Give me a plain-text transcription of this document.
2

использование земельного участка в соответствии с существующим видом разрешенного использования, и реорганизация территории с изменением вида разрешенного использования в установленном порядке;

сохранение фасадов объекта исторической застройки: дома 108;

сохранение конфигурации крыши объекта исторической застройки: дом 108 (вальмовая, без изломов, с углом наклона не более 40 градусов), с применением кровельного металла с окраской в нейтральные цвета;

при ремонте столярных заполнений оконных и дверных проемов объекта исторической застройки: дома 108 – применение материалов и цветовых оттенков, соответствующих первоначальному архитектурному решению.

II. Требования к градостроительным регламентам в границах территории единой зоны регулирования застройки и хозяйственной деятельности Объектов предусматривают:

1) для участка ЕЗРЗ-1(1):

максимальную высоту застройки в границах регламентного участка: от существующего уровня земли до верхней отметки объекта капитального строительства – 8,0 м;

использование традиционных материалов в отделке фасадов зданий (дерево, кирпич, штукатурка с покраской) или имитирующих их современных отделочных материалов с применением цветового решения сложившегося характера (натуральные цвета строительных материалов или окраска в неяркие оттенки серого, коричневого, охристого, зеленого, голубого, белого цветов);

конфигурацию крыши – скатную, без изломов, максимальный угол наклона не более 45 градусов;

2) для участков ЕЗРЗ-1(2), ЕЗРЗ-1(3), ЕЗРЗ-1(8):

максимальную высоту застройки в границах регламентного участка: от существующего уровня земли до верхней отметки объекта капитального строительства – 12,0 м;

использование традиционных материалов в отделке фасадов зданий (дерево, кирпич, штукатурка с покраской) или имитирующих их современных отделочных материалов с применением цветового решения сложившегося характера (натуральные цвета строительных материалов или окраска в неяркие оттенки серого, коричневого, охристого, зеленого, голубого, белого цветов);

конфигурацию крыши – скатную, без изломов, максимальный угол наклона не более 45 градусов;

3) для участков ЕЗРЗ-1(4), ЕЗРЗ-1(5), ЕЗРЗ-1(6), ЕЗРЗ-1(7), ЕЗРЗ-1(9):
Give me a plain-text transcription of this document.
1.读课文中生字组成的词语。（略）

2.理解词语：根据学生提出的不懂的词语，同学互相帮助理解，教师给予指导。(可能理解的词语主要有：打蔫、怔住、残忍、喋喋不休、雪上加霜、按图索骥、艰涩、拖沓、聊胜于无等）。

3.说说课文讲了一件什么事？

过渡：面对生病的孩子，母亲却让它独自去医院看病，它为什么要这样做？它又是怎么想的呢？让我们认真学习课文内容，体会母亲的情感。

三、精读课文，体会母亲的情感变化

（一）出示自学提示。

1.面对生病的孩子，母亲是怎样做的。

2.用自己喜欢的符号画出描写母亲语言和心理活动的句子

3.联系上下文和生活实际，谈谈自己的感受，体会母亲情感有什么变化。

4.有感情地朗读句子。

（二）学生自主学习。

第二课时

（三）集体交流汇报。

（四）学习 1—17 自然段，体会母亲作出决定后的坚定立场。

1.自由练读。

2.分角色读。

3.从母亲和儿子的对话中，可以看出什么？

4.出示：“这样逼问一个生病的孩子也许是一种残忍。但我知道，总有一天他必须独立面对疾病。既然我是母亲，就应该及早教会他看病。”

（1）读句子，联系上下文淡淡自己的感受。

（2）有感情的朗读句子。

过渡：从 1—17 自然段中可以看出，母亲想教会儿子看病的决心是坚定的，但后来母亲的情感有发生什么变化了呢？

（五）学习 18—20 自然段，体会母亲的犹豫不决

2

==*==

### [Task to carry out]
Check each line in the records for the word "сохранение" and say how many have it, with nothing else.

### [Task solution]
2